══ DATA FOR THIS EXERCISE ══

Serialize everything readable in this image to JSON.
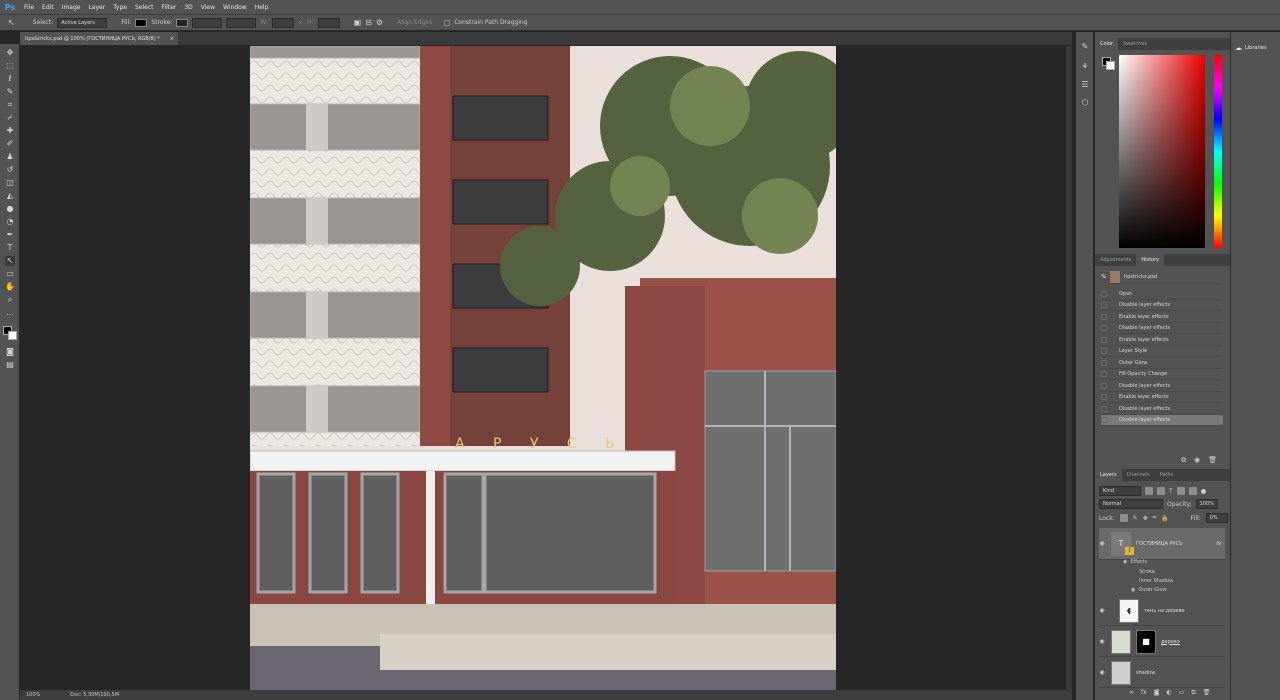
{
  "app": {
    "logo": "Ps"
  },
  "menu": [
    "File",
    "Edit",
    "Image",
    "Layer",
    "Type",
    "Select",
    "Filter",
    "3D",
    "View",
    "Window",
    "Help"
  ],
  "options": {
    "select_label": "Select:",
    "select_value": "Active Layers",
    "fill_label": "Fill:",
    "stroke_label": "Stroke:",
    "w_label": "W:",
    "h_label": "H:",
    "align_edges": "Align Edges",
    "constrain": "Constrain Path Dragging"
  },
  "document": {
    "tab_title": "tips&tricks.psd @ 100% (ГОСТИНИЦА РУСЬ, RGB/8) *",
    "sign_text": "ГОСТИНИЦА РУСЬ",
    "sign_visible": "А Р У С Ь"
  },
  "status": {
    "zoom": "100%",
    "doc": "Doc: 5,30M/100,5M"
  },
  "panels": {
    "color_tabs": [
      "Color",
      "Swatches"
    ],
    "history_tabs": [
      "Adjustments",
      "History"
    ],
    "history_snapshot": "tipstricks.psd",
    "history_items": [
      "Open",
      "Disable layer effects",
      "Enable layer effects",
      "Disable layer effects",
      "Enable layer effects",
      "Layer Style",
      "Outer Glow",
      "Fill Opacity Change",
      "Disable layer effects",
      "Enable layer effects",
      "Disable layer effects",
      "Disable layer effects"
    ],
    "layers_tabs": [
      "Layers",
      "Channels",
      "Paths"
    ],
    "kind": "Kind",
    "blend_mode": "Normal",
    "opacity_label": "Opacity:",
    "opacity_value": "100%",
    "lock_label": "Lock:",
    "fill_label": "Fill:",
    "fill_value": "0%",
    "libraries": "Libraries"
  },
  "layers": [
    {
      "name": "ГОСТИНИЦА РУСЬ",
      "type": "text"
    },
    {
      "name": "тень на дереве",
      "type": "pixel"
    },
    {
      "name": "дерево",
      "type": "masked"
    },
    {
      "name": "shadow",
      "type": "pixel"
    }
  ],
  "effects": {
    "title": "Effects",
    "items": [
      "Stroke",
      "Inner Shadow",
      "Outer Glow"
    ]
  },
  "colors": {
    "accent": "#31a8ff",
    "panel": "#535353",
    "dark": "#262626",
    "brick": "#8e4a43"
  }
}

═══

_WRITTEN REQUEST_
Write out the listing above again, exactly, but with no pictures in the copy.

_EXERCISE RESULT_
Serialize everything readable in this image to JSON.
{
  "app": {
    "logo": "Ps"
  },
  "menu": [
    "File",
    "Edit",
    "Image",
    "Layer",
    "Type",
    "Select",
    "Filter",
    "3D",
    "View",
    "Window",
    "Help"
  ],
  "options": {
    "select_label": "Select:",
    "select_value": "Active Layers",
    "fill_label": "Fill:",
    "stroke_label": "Stroke:",
    "w_label": "W:",
    "h_label": "H:",
    "align_edges": "Align Edges",
    "constrain": "Constrain Path Dragging"
  },
  "document": {
    "tab_title": "tips&tricks.psd @ 100% (ГОСТИНИЦА РУСЬ, RGB/8) *",
    "sign_text": "ГОСТИНИЦА РУСЬ",
    "sign_visible": "А Р У С Ь"
  },
  "status": {
    "zoom": "100%",
    "doc": "Doc: 5,30M/100,5M"
  },
  "panels": {
    "color_tabs": [
      "Color",
      "Swatches"
    ],
    "history_tabs": [
      "Adjustments",
      "History"
    ],
    "history_snapshot": "tipstricks.psd",
    "history_items": [
      "Open",
      "Disable layer effects",
      "Enable layer effects",
      "Disable layer effects",
      "Enable layer effects",
      "Layer Style",
      "Outer Glow",
      "Fill Opacity Change",
      "Disable layer effects",
      "Enable layer effects",
      "Disable layer effects",
      "Disable layer effects"
    ],
    "layers_tabs": [
      "Layers",
      "Channels",
      "Paths"
    ],
    "kind": "Kind",
    "blend_mode": "Normal",
    "opacity_label": "Opacity:",
    "opacity_value": "100%",
    "lock_label": "Lock:",
    "fill_label": "Fill:",
    "fill_value": "0%",
    "libraries": "Libraries"
  },
  "layers": [
    {
      "name": "ГОСТИНИЦА РУСЬ",
      "type": "text"
    },
    {
      "name": "тень на дереве",
      "type": "pixel"
    },
    {
      "name": "дерево",
      "type": "masked"
    },
    {
      "name": "shadow",
      "type": "pixel"
    }
  ],
  "effects": {
    "title": "Effects",
    "items": [
      "Stroke",
      "Inner Shadow",
      "Outer Glow"
    ]
  },
  "colors": {
    "accent": "#31a8ff",
    "panel": "#535353",
    "dark": "#262626",
    "brick": "#8e4a43"
  }
}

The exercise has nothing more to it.